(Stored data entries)

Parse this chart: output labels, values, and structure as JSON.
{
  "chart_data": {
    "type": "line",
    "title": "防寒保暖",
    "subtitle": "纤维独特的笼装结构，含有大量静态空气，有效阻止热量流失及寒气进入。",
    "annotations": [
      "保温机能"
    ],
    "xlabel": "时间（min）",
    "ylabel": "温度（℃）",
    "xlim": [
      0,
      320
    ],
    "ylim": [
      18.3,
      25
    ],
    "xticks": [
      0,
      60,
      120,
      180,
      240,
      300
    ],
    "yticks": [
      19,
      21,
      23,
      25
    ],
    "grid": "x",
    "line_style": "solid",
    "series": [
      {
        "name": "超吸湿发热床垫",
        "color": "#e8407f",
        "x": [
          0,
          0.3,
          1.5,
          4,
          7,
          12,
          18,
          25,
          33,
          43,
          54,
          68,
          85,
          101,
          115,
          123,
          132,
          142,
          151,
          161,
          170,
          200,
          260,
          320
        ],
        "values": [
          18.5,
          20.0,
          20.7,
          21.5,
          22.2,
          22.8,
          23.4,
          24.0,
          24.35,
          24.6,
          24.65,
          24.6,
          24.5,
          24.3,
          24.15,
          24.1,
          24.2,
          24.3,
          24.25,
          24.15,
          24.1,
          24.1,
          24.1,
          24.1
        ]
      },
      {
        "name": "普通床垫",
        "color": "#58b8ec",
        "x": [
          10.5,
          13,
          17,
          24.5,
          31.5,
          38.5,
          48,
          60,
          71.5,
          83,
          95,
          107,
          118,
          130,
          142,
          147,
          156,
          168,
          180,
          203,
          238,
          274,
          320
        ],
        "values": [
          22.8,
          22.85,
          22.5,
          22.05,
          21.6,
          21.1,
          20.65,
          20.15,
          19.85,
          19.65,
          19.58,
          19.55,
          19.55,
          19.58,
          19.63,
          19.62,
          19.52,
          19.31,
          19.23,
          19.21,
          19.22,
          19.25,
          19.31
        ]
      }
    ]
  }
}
...
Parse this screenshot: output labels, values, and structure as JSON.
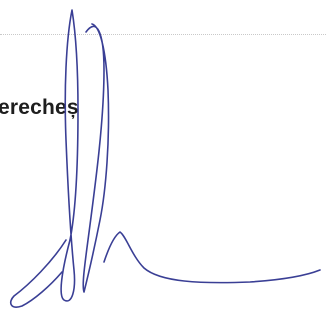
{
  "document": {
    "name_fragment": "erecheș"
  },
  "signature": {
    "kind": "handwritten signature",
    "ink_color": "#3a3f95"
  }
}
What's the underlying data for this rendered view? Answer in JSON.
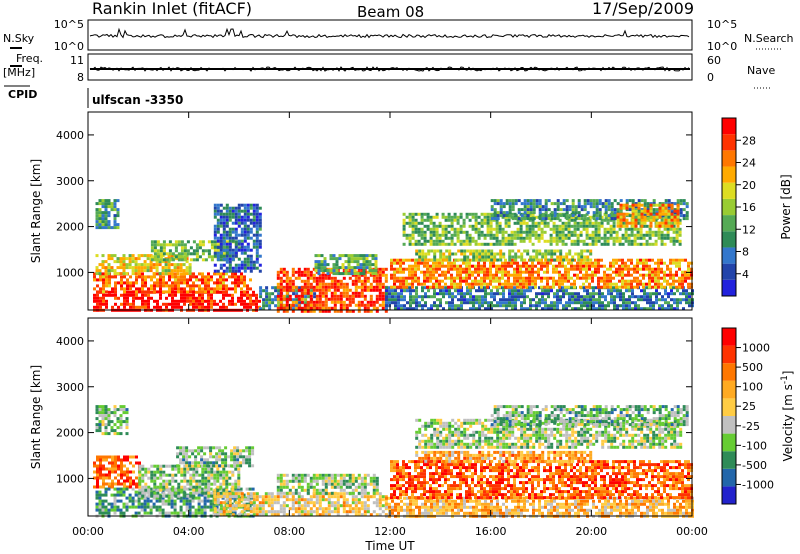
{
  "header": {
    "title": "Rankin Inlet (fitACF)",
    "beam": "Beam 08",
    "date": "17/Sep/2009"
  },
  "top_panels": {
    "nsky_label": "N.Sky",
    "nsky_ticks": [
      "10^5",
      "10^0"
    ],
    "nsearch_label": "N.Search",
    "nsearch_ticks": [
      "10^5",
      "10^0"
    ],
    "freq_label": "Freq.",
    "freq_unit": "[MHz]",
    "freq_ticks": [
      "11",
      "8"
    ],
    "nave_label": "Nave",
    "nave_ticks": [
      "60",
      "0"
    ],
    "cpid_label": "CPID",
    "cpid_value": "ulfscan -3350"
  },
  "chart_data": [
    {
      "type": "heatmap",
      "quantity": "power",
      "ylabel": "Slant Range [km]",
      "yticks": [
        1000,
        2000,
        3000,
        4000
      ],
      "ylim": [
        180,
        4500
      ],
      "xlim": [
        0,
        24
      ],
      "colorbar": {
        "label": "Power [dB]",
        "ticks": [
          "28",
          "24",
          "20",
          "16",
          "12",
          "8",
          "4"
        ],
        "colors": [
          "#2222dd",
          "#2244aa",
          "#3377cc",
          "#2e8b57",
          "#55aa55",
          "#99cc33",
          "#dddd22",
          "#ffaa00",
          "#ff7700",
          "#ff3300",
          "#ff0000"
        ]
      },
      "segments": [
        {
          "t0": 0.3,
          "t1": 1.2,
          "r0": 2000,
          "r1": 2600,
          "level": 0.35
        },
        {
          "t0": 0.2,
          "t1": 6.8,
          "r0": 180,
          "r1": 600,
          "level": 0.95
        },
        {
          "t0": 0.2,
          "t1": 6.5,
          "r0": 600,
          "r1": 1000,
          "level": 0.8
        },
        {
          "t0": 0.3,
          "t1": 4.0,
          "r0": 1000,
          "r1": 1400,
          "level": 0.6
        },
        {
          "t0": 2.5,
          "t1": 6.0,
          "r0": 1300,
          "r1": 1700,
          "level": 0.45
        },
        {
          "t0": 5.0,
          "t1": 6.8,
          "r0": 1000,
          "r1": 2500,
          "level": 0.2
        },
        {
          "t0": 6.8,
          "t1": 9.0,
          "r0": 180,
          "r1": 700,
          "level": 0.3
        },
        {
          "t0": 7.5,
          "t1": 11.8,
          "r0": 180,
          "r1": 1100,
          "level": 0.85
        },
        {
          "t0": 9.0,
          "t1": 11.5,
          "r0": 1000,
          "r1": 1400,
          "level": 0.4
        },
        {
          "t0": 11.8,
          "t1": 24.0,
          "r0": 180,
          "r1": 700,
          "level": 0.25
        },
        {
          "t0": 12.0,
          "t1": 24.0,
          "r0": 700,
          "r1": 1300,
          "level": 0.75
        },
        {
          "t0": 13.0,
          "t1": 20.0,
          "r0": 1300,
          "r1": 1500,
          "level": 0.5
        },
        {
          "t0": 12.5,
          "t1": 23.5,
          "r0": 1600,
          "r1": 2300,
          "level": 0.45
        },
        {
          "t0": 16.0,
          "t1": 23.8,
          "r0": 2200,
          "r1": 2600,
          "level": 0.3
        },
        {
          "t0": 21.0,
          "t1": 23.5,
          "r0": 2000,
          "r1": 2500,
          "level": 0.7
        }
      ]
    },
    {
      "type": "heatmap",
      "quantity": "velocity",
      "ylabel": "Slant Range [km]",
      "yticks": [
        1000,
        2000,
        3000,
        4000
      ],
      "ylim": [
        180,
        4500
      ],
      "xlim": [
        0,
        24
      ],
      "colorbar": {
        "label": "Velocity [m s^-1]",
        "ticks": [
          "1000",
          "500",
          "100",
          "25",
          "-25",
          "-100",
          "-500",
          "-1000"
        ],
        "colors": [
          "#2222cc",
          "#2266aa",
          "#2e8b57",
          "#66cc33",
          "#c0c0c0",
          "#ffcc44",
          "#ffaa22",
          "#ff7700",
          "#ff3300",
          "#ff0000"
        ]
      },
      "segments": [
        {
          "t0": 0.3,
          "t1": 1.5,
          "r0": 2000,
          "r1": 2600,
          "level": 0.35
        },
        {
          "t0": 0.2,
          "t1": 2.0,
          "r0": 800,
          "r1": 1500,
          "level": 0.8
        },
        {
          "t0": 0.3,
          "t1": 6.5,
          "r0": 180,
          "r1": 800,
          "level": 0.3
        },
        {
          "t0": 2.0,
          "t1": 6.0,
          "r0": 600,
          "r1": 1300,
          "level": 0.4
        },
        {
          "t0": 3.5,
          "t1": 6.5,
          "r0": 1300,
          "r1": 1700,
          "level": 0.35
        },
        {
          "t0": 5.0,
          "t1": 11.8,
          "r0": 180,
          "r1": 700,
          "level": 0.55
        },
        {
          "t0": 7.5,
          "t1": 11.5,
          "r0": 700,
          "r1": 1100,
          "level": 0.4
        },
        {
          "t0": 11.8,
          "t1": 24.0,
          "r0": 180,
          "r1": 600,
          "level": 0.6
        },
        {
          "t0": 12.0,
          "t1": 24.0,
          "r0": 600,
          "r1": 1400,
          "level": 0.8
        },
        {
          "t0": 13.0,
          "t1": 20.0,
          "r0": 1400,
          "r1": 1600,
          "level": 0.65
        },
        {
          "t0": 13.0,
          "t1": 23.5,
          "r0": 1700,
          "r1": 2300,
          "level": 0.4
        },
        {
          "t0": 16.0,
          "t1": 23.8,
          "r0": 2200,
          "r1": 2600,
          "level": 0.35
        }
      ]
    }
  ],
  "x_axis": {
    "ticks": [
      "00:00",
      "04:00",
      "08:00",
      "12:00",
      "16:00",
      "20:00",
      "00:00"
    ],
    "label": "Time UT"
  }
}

● What you have to do
Scan the data above; copy every line where "Parse" appears.

● Exercise solution
Parse this chart: output labels, values, and structure as JSON.
Parse this screenshot: output labels, values, and structure as JSON.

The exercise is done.